* **Required work**:
Would you return all of this data exactly, leaving nothing out?

* **Recorded data**:
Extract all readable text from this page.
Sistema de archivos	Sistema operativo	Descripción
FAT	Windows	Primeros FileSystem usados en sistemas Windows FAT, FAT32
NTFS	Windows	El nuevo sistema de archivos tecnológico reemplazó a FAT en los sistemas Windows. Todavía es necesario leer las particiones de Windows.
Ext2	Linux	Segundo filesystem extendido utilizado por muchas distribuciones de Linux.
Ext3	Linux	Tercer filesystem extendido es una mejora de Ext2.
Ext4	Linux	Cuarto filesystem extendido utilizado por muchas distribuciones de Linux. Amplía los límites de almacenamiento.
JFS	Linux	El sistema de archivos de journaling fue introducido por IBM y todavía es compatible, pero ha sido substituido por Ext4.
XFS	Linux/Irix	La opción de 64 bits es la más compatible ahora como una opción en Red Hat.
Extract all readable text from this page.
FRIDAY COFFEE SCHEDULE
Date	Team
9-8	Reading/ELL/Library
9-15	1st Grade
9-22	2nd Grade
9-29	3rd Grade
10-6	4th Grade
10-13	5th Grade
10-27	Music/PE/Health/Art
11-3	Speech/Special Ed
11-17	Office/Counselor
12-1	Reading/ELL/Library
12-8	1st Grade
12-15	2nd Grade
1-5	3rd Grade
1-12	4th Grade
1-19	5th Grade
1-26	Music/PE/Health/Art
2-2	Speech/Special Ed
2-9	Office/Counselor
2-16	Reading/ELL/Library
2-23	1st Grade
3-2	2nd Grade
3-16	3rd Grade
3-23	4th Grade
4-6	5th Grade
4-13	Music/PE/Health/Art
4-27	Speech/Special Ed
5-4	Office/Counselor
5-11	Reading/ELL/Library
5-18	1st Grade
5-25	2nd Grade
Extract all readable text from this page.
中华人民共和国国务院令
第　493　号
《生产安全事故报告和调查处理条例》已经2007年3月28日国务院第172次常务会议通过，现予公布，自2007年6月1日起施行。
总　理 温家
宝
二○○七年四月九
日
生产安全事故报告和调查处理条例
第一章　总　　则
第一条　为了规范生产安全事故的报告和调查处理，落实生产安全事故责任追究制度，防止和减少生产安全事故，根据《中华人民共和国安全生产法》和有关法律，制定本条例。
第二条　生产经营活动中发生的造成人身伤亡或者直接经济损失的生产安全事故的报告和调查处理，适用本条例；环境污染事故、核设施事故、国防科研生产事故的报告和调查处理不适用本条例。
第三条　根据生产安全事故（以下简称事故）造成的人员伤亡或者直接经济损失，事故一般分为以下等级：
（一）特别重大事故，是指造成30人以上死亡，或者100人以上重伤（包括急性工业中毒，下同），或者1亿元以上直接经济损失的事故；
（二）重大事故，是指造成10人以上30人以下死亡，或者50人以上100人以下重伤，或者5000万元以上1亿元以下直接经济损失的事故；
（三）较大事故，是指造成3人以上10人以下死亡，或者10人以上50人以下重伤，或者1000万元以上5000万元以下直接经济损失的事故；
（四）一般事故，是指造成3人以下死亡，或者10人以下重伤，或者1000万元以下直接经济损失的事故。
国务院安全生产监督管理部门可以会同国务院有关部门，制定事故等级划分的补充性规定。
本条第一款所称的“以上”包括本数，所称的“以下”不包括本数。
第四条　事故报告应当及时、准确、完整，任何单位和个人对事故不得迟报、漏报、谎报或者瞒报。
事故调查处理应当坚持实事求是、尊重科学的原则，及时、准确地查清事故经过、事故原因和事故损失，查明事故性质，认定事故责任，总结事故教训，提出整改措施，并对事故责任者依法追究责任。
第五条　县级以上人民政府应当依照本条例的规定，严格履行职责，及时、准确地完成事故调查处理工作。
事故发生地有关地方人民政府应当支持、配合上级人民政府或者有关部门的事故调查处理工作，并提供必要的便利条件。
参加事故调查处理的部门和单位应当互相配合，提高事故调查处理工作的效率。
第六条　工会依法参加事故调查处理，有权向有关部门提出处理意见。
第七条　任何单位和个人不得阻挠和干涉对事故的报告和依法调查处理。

* **The answer**:
Extract all readable text from this page.
Sistema de archivos	Sistema operativo	Descripción
FAT	Windows	Primeros FileSystem usados en sistemas Windows FAT, FAT32
NTFS	Windows	El nuevo sistema de archivos tecnológico reemplazó a FAT en los sistemas Windows. Todavía es necesario leer las particiones de Windows.
Ext2	Linux	Segundo filesystem extendido utilizado por muchas distribuciones de Linux.
Ext3	Linux	Tercer filesystem extendido es una mejora de Ext2.
Ext4	Linux	Cuarto filesystem extendido utilizado por muchas distribuciones de Linux. Amplía los límites de almacenamiento.
JFS	Linux	El sistema de archivos de journaling fue introducido por IBM y todavía es compatible, pero ha sido substituido por Ext4.
XFS	Linux/Irix	La opción de 64 bits es la más compatible ahora como una opción en Red Hat.
Extract all readable text from this page.
FRIDAY COFFEE SCHEDULE
Date	Team
9-8	Reading/ELL/Library
9-15	1st Grade
9-22	2nd Grade
9-29	3rd Grade
10-6	4th Grade
10-13	5th Grade
10-27	Music/PE/Health/Art
11-3	Speech/Special Ed
11-17	Office/Counselor
12-1	Reading/ELL/Library
12-8	1st Grade
12-15	2nd Grade
1-5	3rd Grade
1-12	4th Grade
1-19	5th Grade
1-26	Music/PE/Health/Art
2-2	Speech/Special Ed
2-9	Office/Counselor
2-16	Reading/ELL/Library
2-23	1st Grade
3-2	2nd Grade
3-16	3rd Grade
3-23	4th Grade
4-6	5th Grade
4-13	Music/PE/Health/Art
4-27	Speech/Special Ed
5-4	Office/Counselor
5-11	Reading/ELL/Library
5-18	1st Grade
5-25	2nd Grade
Extract all readable text from this page.
中华人民共和国国务院令
第　493　号
《生产安全事故报告和调查处理条例》已经2007年3月28日国务院第172次常务会议通过，现予公布，自2007年6月1日起施行。
总　理 温家
宝
二○○七年四月九
日
生产安全事故报告和调查处理条例
第一章　总　　则
第一条　为了规范生产安全事故的报告和调查处理，落实生产安全事故责任追究制度，防止和减少生产安全事故，根据《中华人民共和国安全生产法》和有关法律，制定本条例。
第二条　生产经营活动中发生的造成人身伤亡或者直接经济损失的生产安全事故的报告和调查处理，适用本条例；环境污染事故、核设施事故、国防科研生产事故的报告和调查处理不适用本条例。
第三条　根据生产安全事故（以下简称事故）造成的人员伤亡或者直接经济损失，事故一般分为以下等级：
（一）特别重大事故，是指造成30人以上死亡，或者100人以上重伤（包括急性工业中毒，下同），或者1亿元以上直接经济损失的事故；
（二）重大事故，是指造成10人以上30人以下死亡，或者50人以上100人以下重伤，或者5000万元以上1亿元以下直接经济损失的事故；
（三）较大事故，是指造成3人以上10人以下死亡，或者10人以上50人以下重伤，或者1000万元以上5000万元以下直接经济损失的事故；
（四）一般事故，是指造成3人以下死亡，或者10人以下重伤，或者1000万元以下直接经济损失的事故。
国务院安全生产监督管理部门可以会同国务院有关部门，制定事故等级划分的补充性规定。
本条第一款所称的“以上”包括本数，所称的“以下”不包括本数。
第四条　事故报告应当及时、准确、完整，任何单位和个人对事故不得迟报、漏报、谎报或者瞒报。
事故调查处理应当坚持实事求是、尊重科学的原则，及时、准确地查清事故经过、事故原因和事故损失，查明事故性质，认定事故责任，总结事故教训，提出整改措施，并对事故责任者依法追究责任。
第五条　县级以上人民政府应当依照本条例的规定，严格履行职责，及时、准确地完成事故调查处理工作。
事故发生地有关地方人民政府应当支持、配合上级人民政府或者有关部门的事故调查处理工作，并提供必要的便利条件。
参加事故调查处理的部门和单位应当互相配合，提高事故调查处理工作的效率。
第六条　工会依法参加事故调查处理，有权向有关部门提出处理意见。
第七条　任何单位和个人不得阻挠和干涉对事故的报告和依法调查处理。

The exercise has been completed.